Copy every line of the material below word for word.

[BEGIN DATASET ENTRIES]

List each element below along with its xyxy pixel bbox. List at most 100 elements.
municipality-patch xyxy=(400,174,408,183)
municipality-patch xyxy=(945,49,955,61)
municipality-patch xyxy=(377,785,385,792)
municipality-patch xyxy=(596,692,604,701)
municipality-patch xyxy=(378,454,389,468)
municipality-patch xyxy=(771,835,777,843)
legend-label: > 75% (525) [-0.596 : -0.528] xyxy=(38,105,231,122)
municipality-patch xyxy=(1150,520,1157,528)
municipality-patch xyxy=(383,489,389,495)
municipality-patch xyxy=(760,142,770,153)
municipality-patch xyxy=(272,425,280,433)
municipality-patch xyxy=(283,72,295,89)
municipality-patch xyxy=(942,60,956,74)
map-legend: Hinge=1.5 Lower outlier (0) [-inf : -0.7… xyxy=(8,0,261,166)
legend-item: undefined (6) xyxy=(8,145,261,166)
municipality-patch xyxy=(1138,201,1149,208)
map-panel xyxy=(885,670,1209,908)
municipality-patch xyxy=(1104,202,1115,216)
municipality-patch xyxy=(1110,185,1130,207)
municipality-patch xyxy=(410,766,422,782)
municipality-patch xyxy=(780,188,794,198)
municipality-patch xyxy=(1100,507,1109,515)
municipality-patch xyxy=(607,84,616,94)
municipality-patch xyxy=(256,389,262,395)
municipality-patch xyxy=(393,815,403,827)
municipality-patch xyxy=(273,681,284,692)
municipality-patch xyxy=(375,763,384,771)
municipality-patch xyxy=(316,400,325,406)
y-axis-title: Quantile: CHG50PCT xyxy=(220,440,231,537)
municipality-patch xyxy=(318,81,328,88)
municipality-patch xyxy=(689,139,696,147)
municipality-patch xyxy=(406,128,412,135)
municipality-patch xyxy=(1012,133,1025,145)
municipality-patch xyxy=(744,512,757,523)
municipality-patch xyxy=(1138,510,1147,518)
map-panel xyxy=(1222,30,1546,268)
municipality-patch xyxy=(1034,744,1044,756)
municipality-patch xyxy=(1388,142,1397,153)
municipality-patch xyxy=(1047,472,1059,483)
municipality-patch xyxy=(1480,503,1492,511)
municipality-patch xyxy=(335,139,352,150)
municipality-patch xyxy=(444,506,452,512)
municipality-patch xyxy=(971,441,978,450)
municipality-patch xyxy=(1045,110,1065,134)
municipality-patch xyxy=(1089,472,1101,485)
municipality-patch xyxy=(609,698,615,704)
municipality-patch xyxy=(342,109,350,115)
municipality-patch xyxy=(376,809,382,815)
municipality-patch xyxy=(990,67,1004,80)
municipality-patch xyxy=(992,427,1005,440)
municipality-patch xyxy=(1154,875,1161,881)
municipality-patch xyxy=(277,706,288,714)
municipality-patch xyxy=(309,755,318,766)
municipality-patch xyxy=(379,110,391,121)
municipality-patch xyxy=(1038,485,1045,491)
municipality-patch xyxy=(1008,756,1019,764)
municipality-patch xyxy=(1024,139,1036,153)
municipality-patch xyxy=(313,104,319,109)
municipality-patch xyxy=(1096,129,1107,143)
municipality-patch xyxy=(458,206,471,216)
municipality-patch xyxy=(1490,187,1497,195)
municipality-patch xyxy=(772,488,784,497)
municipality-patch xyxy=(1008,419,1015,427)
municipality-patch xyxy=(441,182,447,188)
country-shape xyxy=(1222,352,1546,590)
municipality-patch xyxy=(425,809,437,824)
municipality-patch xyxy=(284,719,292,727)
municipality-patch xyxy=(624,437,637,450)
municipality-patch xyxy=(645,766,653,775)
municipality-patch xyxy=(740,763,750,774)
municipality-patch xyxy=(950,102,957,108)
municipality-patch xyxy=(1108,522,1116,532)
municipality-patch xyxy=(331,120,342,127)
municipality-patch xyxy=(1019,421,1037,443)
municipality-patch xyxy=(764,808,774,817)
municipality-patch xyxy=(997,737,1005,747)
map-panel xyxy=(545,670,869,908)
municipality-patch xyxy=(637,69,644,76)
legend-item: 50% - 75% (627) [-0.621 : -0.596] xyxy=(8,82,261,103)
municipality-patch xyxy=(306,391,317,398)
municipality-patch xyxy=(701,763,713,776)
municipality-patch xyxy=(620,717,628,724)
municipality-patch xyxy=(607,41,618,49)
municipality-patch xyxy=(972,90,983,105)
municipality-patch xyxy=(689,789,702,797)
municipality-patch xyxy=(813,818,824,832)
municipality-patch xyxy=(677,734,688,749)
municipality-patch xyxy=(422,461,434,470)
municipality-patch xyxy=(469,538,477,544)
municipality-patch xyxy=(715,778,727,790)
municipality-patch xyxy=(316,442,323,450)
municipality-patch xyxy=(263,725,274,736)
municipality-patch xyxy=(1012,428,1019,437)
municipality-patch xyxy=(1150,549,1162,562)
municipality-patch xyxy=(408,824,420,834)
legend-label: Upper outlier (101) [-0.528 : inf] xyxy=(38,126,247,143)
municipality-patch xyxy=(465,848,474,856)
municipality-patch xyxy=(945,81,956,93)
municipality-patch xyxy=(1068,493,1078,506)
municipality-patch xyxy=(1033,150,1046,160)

[END DATASET ENTRIES]

* _CORRECT OUTPUT_:
List each element below along with its xyxy pixel bbox. List at most 100 elements.
municipality-patch xyxy=(400,174,408,183)
municipality-patch xyxy=(945,49,955,61)
municipality-patch xyxy=(377,785,385,792)
municipality-patch xyxy=(596,692,604,701)
municipality-patch xyxy=(378,454,389,468)
municipality-patch xyxy=(771,835,777,843)
legend-label: > 75% (525) [-0.596 : -0.528] xyxy=(38,105,231,122)
municipality-patch xyxy=(1150,520,1157,528)
municipality-patch xyxy=(383,489,389,495)
municipality-patch xyxy=(760,142,770,153)
municipality-patch xyxy=(272,425,280,433)
municipality-patch xyxy=(283,72,295,89)
municipality-patch xyxy=(942,60,956,74)
map-legend: Hinge=1.5 Lower outlier (0) [-inf : -0.7… xyxy=(8,0,261,166)
legend-item: undefined (6) xyxy=(8,145,261,166)
municipality-patch xyxy=(1138,201,1149,208)
map-panel xyxy=(885,670,1209,908)
municipality-patch xyxy=(1104,202,1115,216)
municipality-patch xyxy=(1110,185,1130,207)
municipality-patch xyxy=(410,766,422,782)
municipality-patch xyxy=(780,188,794,198)
municipality-patch xyxy=(1100,507,1109,515)
municipality-patch xyxy=(607,84,616,94)
municipality-patch xyxy=(256,389,262,395)
municipality-patch xyxy=(393,815,403,827)
municipality-patch xyxy=(273,681,284,692)
municipality-patch xyxy=(375,763,384,771)
municipality-patch xyxy=(316,400,325,406)
y-axis-title: Quantile: CHG50PCT xyxy=(220,440,231,537)
municipality-patch xyxy=(318,81,328,88)
municipality-patch xyxy=(689,139,696,147)
municipality-patch xyxy=(406,128,412,135)
municipality-patch xyxy=(1012,133,1025,145)
municipality-patch xyxy=(744,512,757,523)
municipality-patch xyxy=(1138,510,1147,518)
map-panel xyxy=(1222,30,1546,268)
municipality-patch xyxy=(1034,744,1044,756)
municipality-patch xyxy=(1388,142,1397,153)
municipality-patch xyxy=(1047,472,1059,483)
municipality-patch xyxy=(1480,503,1492,511)
municipality-patch xyxy=(335,139,352,150)
municipality-patch xyxy=(444,506,452,512)
municipality-patch xyxy=(971,441,978,450)
municipality-patch xyxy=(1045,110,1065,134)
municipality-patch xyxy=(1089,472,1101,485)
municipality-patch xyxy=(609,698,615,704)
municipality-patch xyxy=(342,109,350,115)
municipality-patch xyxy=(376,809,382,815)
municipality-patch xyxy=(990,67,1004,80)
municipality-patch xyxy=(992,427,1005,440)
municipality-patch xyxy=(1154,875,1161,881)
municipality-patch xyxy=(277,706,288,714)
municipality-patch xyxy=(309,755,318,766)
municipality-patch xyxy=(379,110,391,121)
municipality-patch xyxy=(1038,485,1045,491)
municipality-patch xyxy=(1008,756,1019,764)
municipality-patch xyxy=(1024,139,1036,153)
municipality-patch xyxy=(313,104,319,109)
municipality-patch xyxy=(1096,129,1107,143)
municipality-patch xyxy=(458,206,471,216)
municipality-patch xyxy=(1490,187,1497,195)
municipality-patch xyxy=(772,488,784,497)
municipality-patch xyxy=(1008,419,1015,427)
municipality-patch xyxy=(441,182,447,188)
country-shape xyxy=(1222,352,1546,590)
municipality-patch xyxy=(425,809,437,824)
municipality-patch xyxy=(284,719,292,727)
municipality-patch xyxy=(624,437,637,450)
municipality-patch xyxy=(645,766,653,775)
municipality-patch xyxy=(740,763,750,774)
municipality-patch xyxy=(950,102,957,108)
municipality-patch xyxy=(1108,522,1116,532)
municipality-patch xyxy=(331,120,342,127)
municipality-patch xyxy=(1019,421,1037,443)
municipality-patch xyxy=(764,808,774,817)
municipality-patch xyxy=(997,737,1005,747)
map-panel xyxy=(545,670,869,908)
municipality-patch xyxy=(637,69,644,76)
legend-item: 50% - 75% (627) [-0.621 : -0.596] xyxy=(8,82,261,103)
municipality-patch xyxy=(306,391,317,398)
municipality-patch xyxy=(701,763,713,776)
municipality-patch xyxy=(620,717,628,724)
municipality-patch xyxy=(607,41,618,49)
municipality-patch xyxy=(972,90,983,105)
municipality-patch xyxy=(689,789,702,797)
municipality-patch xyxy=(813,818,824,832)
municipality-patch xyxy=(677,734,688,749)
municipality-patch xyxy=(422,461,434,470)
municipality-patch xyxy=(469,538,477,544)
municipality-patch xyxy=(715,778,727,790)
municipality-patch xyxy=(316,442,323,450)
municipality-patch xyxy=(263,725,274,736)
municipality-patch xyxy=(1012,428,1019,437)
municipality-patch xyxy=(1150,549,1162,562)
municipality-patch xyxy=(408,824,420,834)
legend-label: Upper outlier (101) [-0.528 : inf] xyxy=(38,126,247,143)
municipality-patch xyxy=(465,848,474,856)
municipality-patch xyxy=(945,81,956,93)
municipality-patch xyxy=(1068,493,1078,506)
municipality-patch xyxy=(1033,150,1046,160)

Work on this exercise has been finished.